**Data for this task:**
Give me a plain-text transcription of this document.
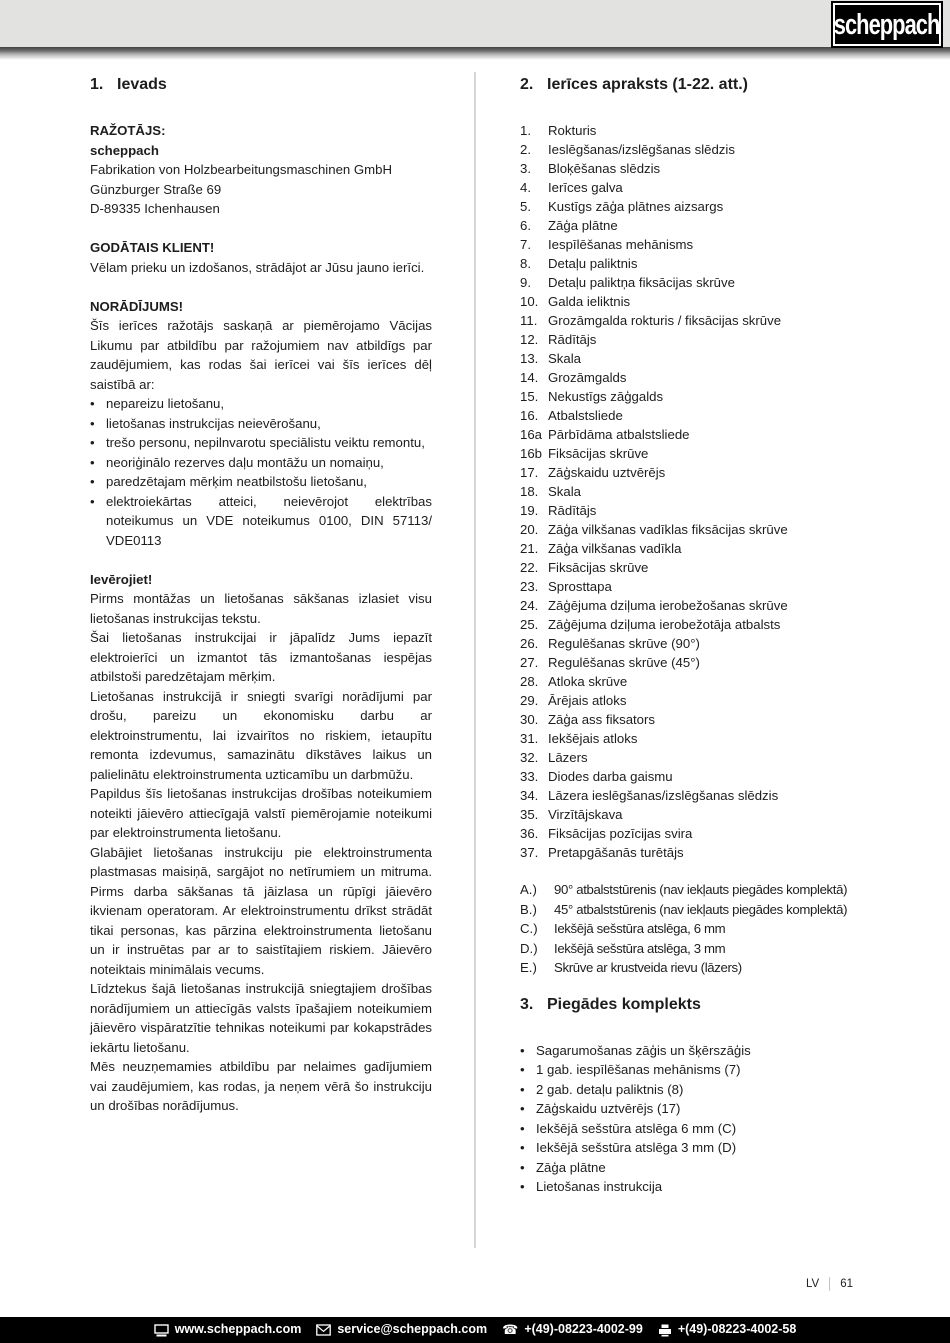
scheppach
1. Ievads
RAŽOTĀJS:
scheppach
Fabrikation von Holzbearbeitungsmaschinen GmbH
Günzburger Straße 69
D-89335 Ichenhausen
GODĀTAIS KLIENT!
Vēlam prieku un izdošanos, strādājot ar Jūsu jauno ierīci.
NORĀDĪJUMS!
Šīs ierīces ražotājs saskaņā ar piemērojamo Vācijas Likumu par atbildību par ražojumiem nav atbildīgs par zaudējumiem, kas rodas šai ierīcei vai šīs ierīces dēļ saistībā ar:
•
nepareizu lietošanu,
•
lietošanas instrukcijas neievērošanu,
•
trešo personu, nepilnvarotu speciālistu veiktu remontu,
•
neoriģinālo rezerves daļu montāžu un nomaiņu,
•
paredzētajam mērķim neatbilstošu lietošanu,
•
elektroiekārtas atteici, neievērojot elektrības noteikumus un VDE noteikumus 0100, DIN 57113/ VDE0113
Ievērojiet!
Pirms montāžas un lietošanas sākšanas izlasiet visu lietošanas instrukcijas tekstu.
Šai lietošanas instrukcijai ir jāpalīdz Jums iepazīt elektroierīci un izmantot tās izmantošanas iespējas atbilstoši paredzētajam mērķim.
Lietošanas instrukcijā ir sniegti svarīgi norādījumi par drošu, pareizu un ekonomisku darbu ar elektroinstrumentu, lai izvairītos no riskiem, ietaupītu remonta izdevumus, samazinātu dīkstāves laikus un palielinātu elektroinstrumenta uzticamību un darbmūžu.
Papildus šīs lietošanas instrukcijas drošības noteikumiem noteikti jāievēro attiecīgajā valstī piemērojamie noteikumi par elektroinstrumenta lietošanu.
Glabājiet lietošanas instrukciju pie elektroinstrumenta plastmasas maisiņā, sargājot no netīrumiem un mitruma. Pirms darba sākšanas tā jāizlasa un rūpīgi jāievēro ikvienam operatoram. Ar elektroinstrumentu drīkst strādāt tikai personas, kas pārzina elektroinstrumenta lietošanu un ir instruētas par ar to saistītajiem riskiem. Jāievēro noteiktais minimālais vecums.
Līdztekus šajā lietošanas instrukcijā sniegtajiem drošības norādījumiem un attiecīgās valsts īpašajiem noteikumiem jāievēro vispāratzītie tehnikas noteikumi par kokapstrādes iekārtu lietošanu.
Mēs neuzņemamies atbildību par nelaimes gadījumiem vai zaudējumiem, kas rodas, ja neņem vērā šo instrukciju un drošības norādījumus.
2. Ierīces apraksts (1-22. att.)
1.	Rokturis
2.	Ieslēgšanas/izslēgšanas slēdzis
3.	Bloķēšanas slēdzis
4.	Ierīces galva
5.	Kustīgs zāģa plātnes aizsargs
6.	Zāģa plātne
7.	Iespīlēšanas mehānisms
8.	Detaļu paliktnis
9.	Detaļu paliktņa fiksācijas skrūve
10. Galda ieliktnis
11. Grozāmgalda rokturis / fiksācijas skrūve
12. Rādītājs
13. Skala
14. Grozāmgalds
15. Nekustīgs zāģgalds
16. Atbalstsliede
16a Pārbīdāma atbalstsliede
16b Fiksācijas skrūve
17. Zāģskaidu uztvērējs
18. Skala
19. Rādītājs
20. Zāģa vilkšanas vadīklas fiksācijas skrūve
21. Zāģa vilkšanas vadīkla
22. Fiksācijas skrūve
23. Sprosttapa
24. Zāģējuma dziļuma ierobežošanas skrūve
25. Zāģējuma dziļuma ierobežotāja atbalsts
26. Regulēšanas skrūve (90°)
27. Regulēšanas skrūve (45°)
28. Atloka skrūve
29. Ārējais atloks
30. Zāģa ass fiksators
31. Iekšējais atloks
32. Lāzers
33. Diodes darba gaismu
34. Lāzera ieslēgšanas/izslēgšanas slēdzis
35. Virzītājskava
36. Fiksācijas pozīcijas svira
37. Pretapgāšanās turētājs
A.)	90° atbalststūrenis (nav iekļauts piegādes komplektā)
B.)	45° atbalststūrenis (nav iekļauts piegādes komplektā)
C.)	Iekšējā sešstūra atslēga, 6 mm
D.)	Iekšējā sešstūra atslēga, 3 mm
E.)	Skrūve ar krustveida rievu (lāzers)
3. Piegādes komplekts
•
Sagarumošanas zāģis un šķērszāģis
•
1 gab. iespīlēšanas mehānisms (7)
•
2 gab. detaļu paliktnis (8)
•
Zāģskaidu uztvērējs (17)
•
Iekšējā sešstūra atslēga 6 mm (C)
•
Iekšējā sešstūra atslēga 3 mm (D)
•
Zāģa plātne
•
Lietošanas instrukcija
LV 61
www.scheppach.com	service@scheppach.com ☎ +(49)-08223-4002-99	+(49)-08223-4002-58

**Written exercise:** All the lines above are to be reproduced exactly, except the pictures.

**Task response:**
Give me a plain-text transcription of this document.
scheppach
1. Ievads
RAŽOTĀJS:
scheppach
Fabrikation von Holzbearbeitungsmaschinen GmbH
Günzburger Straße 69
D-89335 Ichenhausen
GODĀTAIS KLIENT!
Vēlam prieku un izdošanos, strādājot ar Jūsu jauno ierīci.
NORĀDĪJUMS!
Šīs ierīces ražotājs saskaņā ar piemērojamo Vācijas Likumu par atbildību par ražojumiem nav atbildīgs par zaudējumiem, kas rodas šai ierīcei vai šīs ierīces dēļ saistībā ar:
•
nepareizu lietošanu,
•
lietošanas instrukcijas neievērošanu,
•
trešo personu, nepilnvarotu speciālistu veiktu remontu,
•
neoriģinālo rezerves daļu montāžu un nomaiņu,
•
paredzētajam mērķim neatbilstošu lietošanu,
•
elektroiekārtas atteici, neievērojot elektrības noteikumus un VDE noteikumus 0100, DIN 57113/ VDE0113
Ievērojiet!
Pirms montāžas un lietošanas sākšanas izlasiet visu lietošanas instrukcijas tekstu.
Šai lietošanas instrukcijai ir jāpalīdz Jums iepazīt elektroierīci un izmantot tās izmantošanas iespējas atbilstoši paredzētajam mērķim.
Lietošanas instrukcijā ir sniegti svarīgi norādījumi par drošu, pareizu un ekonomisku darbu ar elektroinstrumentu, lai izvairītos no riskiem, ietaupītu remonta izdevumus, samazinātu dīkstāves laikus un palielinātu elektroinstrumenta uzticamību un darbmūžu.
Papildus šīs lietošanas instrukcijas drošības noteikumiem noteikti jāievēro attiecīgajā valstī piemērojamie noteikumi par elektroinstrumenta lietošanu.
Glabājiet lietošanas instrukciju pie elektroinstrumenta plastmasas maisiņā, sargājot no netīrumiem un mitruma. Pirms darba sākšanas tā jāizlasa un rūpīgi jāievēro ikvienam operatoram. Ar elektroinstrumentu drīkst strādāt tikai personas, kas pārzina elektroinstrumenta lietošanu un ir instruētas par ar to saistītajiem riskiem. Jāievēro noteiktais minimālais vecums.
Līdztekus šajā lietošanas instrukcijā sniegtajiem drošības norādījumiem un attiecīgās valsts īpašajiem noteikumiem jāievēro vispāratzītie tehnikas noteikumi par kokapstrādes iekārtu lietošanu.
Mēs neuzņemamies atbildību par nelaimes gadījumiem vai zaudējumiem, kas rodas, ja neņem vērā šo instrukciju un drošības norādījumus.
2. Ierīces apraksts (1-22. att.)
1.	Rokturis
2.	Ieslēgšanas/izslēgšanas slēdzis
3.	Bloķēšanas slēdzis
4.	Ierīces galva
5.	Kustīgs zāģa plātnes aizsargs
6.	Zāģa plātne
7.	Iespīlēšanas mehānisms
8.	Detaļu paliktnis
9.	Detaļu paliktņa fiksācijas skrūve
10. Galda ieliktnis
11. Grozāmgalda rokturis / fiksācijas skrūve
12. Rādītājs
13. Skala
14. Grozāmgalds
15. Nekustīgs zāģgalds
16. Atbalstsliede
16a Pārbīdāma atbalstsliede
16b Fiksācijas skrūve
17. Zāģskaidu uztvērējs
18. Skala
19. Rādītājs
20. Zāģa vilkšanas vadīklas fiksācijas skrūve
21. Zāģa vilkšanas vadīkla
22. Fiksācijas skrūve
23. Sprosttapa
24. Zāģējuma dziļuma ierobežošanas skrūve
25. Zāģējuma dziļuma ierobežotāja atbalsts
26. Regulēšanas skrūve (90°)
27. Regulēšanas skrūve (45°)
28. Atloka skrūve
29. Ārējais atloks
30. Zāģa ass fiksators
31. Iekšējais atloks
32. Lāzers
33. Diodes darba gaismu
34. Lāzera ieslēgšanas/izslēgšanas slēdzis
35. Virzītājskava
36. Fiksācijas pozīcijas svira
37. Pretapgāšanās turētājs
A.)	90° atbalststūrenis (nav iekļauts piegādes komplektā)
B.)	45° atbalststūrenis (nav iekļauts piegādes komplektā)
C.)	Iekšējā sešstūra atslēga, 6 mm
D.)	Iekšējā sešstūra atslēga, 3 mm
E.)	Skrūve ar krustveida rievu (lāzers)
3. Piegādes komplekts
•
Sagarumošanas zāģis un šķērszāģis
•
1 gab. iespīlēšanas mehānisms (7)
•
2 gab. detaļu paliktnis (8)
•
Zāģskaidu uztvērējs (17)
•
Iekšējā sešstūra atslēga 6 mm (C)
•
Iekšējā sešstūra atslēga 3 mm (D)
•
Zāģa plātne
•
Lietošanas instrukcija
LV 61
www.scheppach.com	service@scheppach.com ☎ +(49)-08223-4002-99	+(49)-08223-4002-58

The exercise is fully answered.